**WRITTEN TASK**
Each entry below should be written out exactly as it is, with no pictures.

Records that describe figures
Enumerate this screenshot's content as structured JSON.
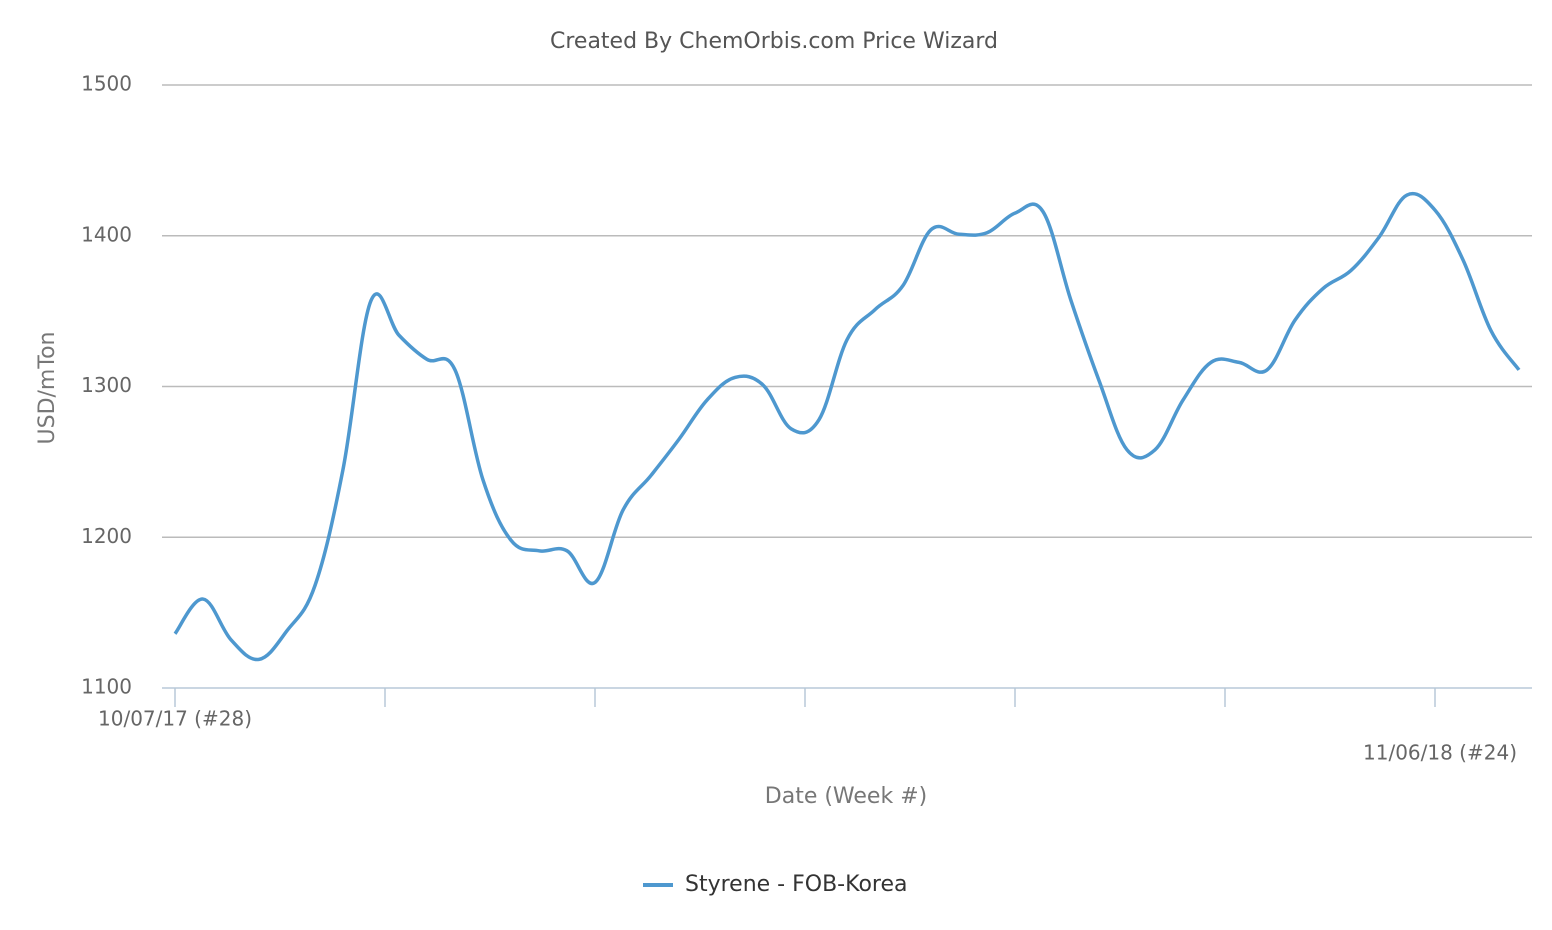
{
  "chart_data": {
    "type": "line",
    "title": "Created By ChemOrbis.com Price Wizard",
    "x_label": "Date (Week #)",
    "y_label": "USD/mTon",
    "categories": [
      "10/07/17 (#28)",
      null,
      null,
      null,
      null,
      null,
      null,
      null,
      null,
      null,
      null,
      null,
      null,
      null,
      null,
      null,
      null,
      null,
      null,
      null,
      null,
      null,
      null,
      null,
      null,
      null,
      null,
      null,
      null,
      null,
      null,
      null,
      null,
      null,
      null,
      null,
      null,
      null,
      null,
      null,
      null,
      null,
      null,
      null,
      null,
      null,
      null,
      null,
      "11/06/18 (#24)"
    ],
    "series": [
      {
        "name": "Styrene - FOB-Korea",
        "color": "#4e98cf",
        "values": [
          1136,
          1159,
          1132,
          1119,
          1138,
          1168,
          1245,
          1357,
          1334,
          1318,
          1311,
          1238,
          1198,
          1191,
          1191,
          1170,
          1218,
          1241,
          1265,
          1291,
          1306,
          1301,
          1272,
          1278,
          1331,
          1351,
          1367,
          1404,
          1401,
          1402,
          1415,
          1416,
          1357,
          1304,
          1258,
          1258,
          1291,
          1316,
          1316,
          1311,
          1344,
          1365,
          1377,
          1399,
          1427,
          1417,
          1384,
          1337,
          1311
        ]
      }
    ],
    "xticks": [
      0,
      7.5,
      15,
      22.5,
      30,
      37.5,
      45
    ],
    "ylim": [
      1100,
      1500
    ],
    "yticks": [
      1100,
      1200,
      1300,
      1400,
      1500
    ],
    "grid": true,
    "legend": "bottom"
  }
}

**ANSWER BELOW**
Enumerate this screenshot's content as structured JSON.
{
  "chart_data": {
    "type": "line",
    "title": "Created By ChemOrbis.com Price Wizard",
    "x_label": "Date (Week #)",
    "y_label": "USD/mTon",
    "categories": [
      "10/07/17 (#28)",
      null,
      null,
      null,
      null,
      null,
      null,
      null,
      null,
      null,
      null,
      null,
      null,
      null,
      null,
      null,
      null,
      null,
      null,
      null,
      null,
      null,
      null,
      null,
      null,
      null,
      null,
      null,
      null,
      null,
      null,
      null,
      null,
      null,
      null,
      null,
      null,
      null,
      null,
      null,
      null,
      null,
      null,
      null,
      null,
      null,
      null,
      null,
      "11/06/18 (#24)"
    ],
    "series": [
      {
        "name": "Styrene - FOB-Korea",
        "color": "#4e98cf",
        "values": [
          1136,
          1159,
          1132,
          1119,
          1138,
          1168,
          1245,
          1357,
          1334,
          1318,
          1311,
          1238,
          1198,
          1191,
          1191,
          1170,
          1218,
          1241,
          1265,
          1291,
          1306,
          1301,
          1272,
          1278,
          1331,
          1351,
          1367,
          1404,
          1401,
          1402,
          1415,
          1416,
          1357,
          1304,
          1258,
          1258,
          1291,
          1316,
          1316,
          1311,
          1344,
          1365,
          1377,
          1399,
          1427,
          1417,
          1384,
          1337,
          1311
        ]
      }
    ],
    "xticks": [
      0,
      7.5,
      15,
      22.5,
      30,
      37.5,
      45
    ],
    "ylim": [
      1100,
      1500
    ],
    "yticks": [
      1100,
      1200,
      1300,
      1400,
      1500
    ],
    "grid": true,
    "legend": "bottom"
  }
}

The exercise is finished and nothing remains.